■ **Exercise inputs**
+-------+

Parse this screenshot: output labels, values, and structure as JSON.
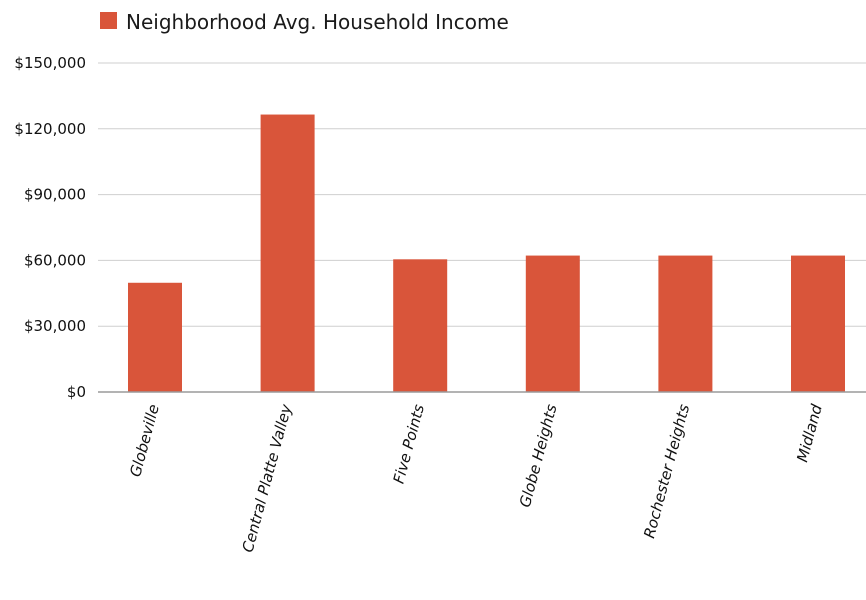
{
  "chart_data": {
    "type": "bar",
    "categories": [
      "Globeville",
      "Central Platte Valley",
      "Five Points",
      "Globe Heights",
      "Rochester Heights",
      "Midland"
    ],
    "series": [
      {
        "name": "Neighborhood Avg. Household Income",
        "values": [
          49800,
          126500,
          60500,
          62200,
          62200,
          62200
        ]
      }
    ],
    "title": "",
    "xlabel": "",
    "ylabel": "",
    "ylim": [
      0,
      150000
    ],
    "yticks": [
      0,
      30000,
      60000,
      90000,
      120000,
      150000
    ],
    "ytick_labels": [
      "$0",
      "$30,000",
      "$60,000",
      "$90,000",
      "$120,000",
      "$150,000"
    ],
    "grid": true,
    "legend_position": "top-left",
    "colors": {
      "bar": "#d9553a",
      "grid": "#cfcfcf",
      "axis": "#9a9a9a"
    }
  }
}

+-------+

■ **Set exercise**
Reproduce every entry word for word, but omit the pictures.

■ **Output for this exercise**
Parse this screenshot: output labels, values, and structure as JSON.
{
  "chart_data": {
    "type": "bar",
    "categories": [
      "Globeville",
      "Central Platte Valley",
      "Five Points",
      "Globe Heights",
      "Rochester Heights",
      "Midland"
    ],
    "series": [
      {
        "name": "Neighborhood Avg. Household Income",
        "values": [
          49800,
          126500,
          60500,
          62200,
          62200,
          62200
        ]
      }
    ],
    "title": "",
    "xlabel": "",
    "ylabel": "",
    "ylim": [
      0,
      150000
    ],
    "yticks": [
      0,
      30000,
      60000,
      90000,
      120000,
      150000
    ],
    "ytick_labels": [
      "$0",
      "$30,000",
      "$60,000",
      "$90,000",
      "$120,000",
      "$150,000"
    ],
    "grid": true,
    "legend_position": "top-left",
    "colors": {
      "bar": "#d9553a",
      "grid": "#cfcfcf",
      "axis": "#9a9a9a"
    }
  }
}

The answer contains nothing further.